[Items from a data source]
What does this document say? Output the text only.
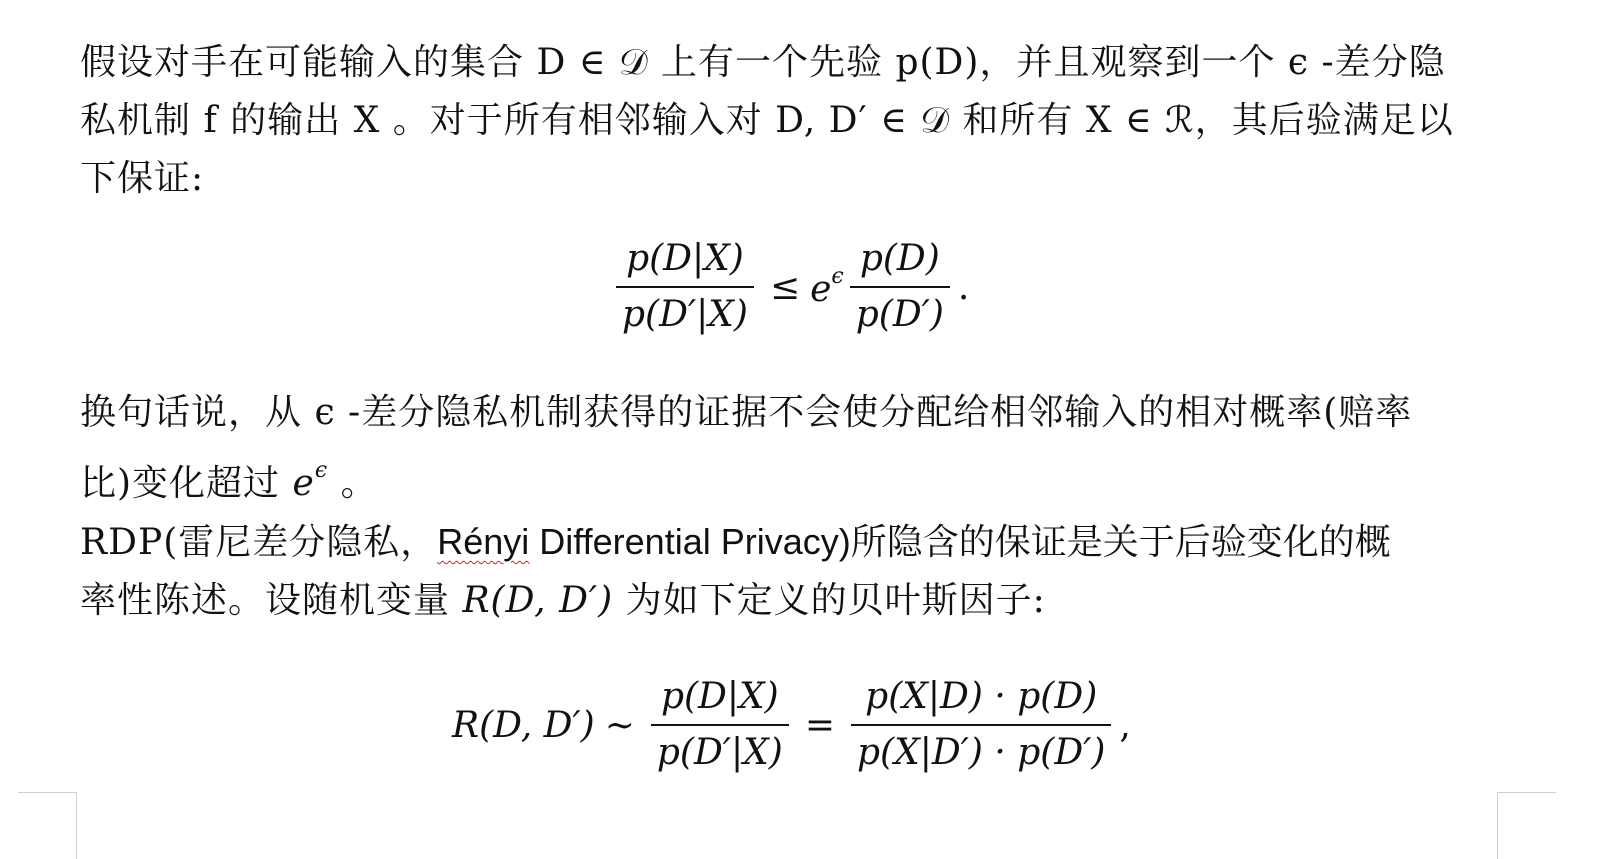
假设对手在可能输入的集合 D ∈ 𝒟 上有一个先验 p(D)，并且观察到一个 ϵ -差分隐
私机制 f 的输出 X 。对于所有相邻输入对 D, D′ ∈ 𝒟 和所有 X ∈ ℛ，其后验满足以
下保证:
$\frac{p(D|X)}{p(D'|X)} \le e^\epsilon \frac{p(D)}{p(D')}$ .
换句话说，从 ϵ -差分隐私机制获得的证据不会使分配给相邻输入的相对概率(赔率
比)变化超过 $e^\epsilon$ 。
RDP(雷尼差分隐私，Rényi Differential Privacy)所隐含的保证是关于后验变化的概
率性陈述。设随机变量 R(D, D′) 为如下定义的贝叶斯因子:
R(D, D′) ∼ $\frac{p(D|X)}{p(D'|X)} = \frac{p(X|D) \cdot p(D)}{p(X|D') \cdot p(D')}$ ,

Aim:
Repeat the listing in full and exactly. Leave any pictures out.

Expected answer:
What does this document say? Output the text only.
假设对手在可能输入的集合 D ∈ 𝒟 上有一个先验 p(D)，并且观察到一个 ϵ -差分隐
私机制 f 的输出 X 。对于所有相邻输入对 D, D′ ∈ 𝒟 和所有 X ∈ ℛ，其后验满足以
下保证:
$\frac{p(D|X)}{p(D'|X)} \le e^\epsilon \frac{p(D)}{p(D')}$ .
换句话说，从 ϵ -差分隐私机制获得的证据不会使分配给相邻输入的相对概率(赔率
比)变化超过 $e^\epsilon$ 。
RDP(雷尼差分隐私，Rényi Differential Privacy)所隐含的保证是关于后验变化的概
率性陈述。设随机变量 R(D, D′) 为如下定义的贝叶斯因子:
R(D, D′) ∼ $\frac{p(D|X)}{p(D'|X)} = \frac{p(X|D) \cdot p(D)}{p(X|D') \cdot p(D')}$ ,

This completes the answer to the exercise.